ITEMS:
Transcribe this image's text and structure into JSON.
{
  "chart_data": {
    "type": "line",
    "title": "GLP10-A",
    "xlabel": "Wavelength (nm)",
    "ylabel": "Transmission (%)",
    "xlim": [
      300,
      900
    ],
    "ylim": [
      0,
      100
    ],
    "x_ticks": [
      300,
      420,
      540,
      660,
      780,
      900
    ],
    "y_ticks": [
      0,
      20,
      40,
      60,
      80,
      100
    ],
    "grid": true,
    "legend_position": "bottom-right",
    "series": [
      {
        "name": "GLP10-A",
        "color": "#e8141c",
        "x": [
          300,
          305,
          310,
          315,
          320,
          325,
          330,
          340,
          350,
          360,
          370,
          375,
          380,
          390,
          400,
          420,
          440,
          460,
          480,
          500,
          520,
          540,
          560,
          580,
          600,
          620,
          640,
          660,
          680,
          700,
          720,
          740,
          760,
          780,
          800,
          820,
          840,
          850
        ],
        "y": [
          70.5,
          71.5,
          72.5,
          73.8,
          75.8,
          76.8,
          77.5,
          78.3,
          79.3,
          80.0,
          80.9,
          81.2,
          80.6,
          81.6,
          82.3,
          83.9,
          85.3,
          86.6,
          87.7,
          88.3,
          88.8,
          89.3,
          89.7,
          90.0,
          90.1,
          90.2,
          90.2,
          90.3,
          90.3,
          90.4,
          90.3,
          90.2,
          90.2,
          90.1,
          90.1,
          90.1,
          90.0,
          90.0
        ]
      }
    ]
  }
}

EXERCISE REQUIREMENTS:
Reproduce all of the data exactly as given.

RESPONSE TO THE EXERCISE:
Transcribe this image's text and structure into JSON.
{
  "chart_data": {
    "type": "line",
    "title": "GLP10-A",
    "xlabel": "Wavelength (nm)",
    "ylabel": "Transmission (%)",
    "xlim": [
      300,
      900
    ],
    "ylim": [
      0,
      100
    ],
    "x_ticks": [
      300,
      420,
      540,
      660,
      780,
      900
    ],
    "y_ticks": [
      0,
      20,
      40,
      60,
      80,
      100
    ],
    "grid": true,
    "legend_position": "bottom-right",
    "series": [
      {
        "name": "GLP10-A",
        "color": "#e8141c",
        "x": [
          300,
          305,
          310,
          315,
          320,
          325,
          330,
          340,
          350,
          360,
          370,
          375,
          380,
          390,
          400,
          420,
          440,
          460,
          480,
          500,
          520,
          540,
          560,
          580,
          600,
          620,
          640,
          660,
          680,
          700,
          720,
          740,
          760,
          780,
          800,
          820,
          840,
          850
        ],
        "y": [
          70.5,
          71.5,
          72.5,
          73.8,
          75.8,
          76.8,
          77.5,
          78.3,
          79.3,
          80.0,
          80.9,
          81.2,
          80.6,
          81.6,
          82.3,
          83.9,
          85.3,
          86.6,
          87.7,
          88.3,
          88.8,
          89.3,
          89.7,
          90.0,
          90.1,
          90.2,
          90.2,
          90.3,
          90.3,
          90.4,
          90.3,
          90.2,
          90.2,
          90.1,
          90.1,
          90.1,
          90.0,
          90.0
        ]
      }
    ]
  }
}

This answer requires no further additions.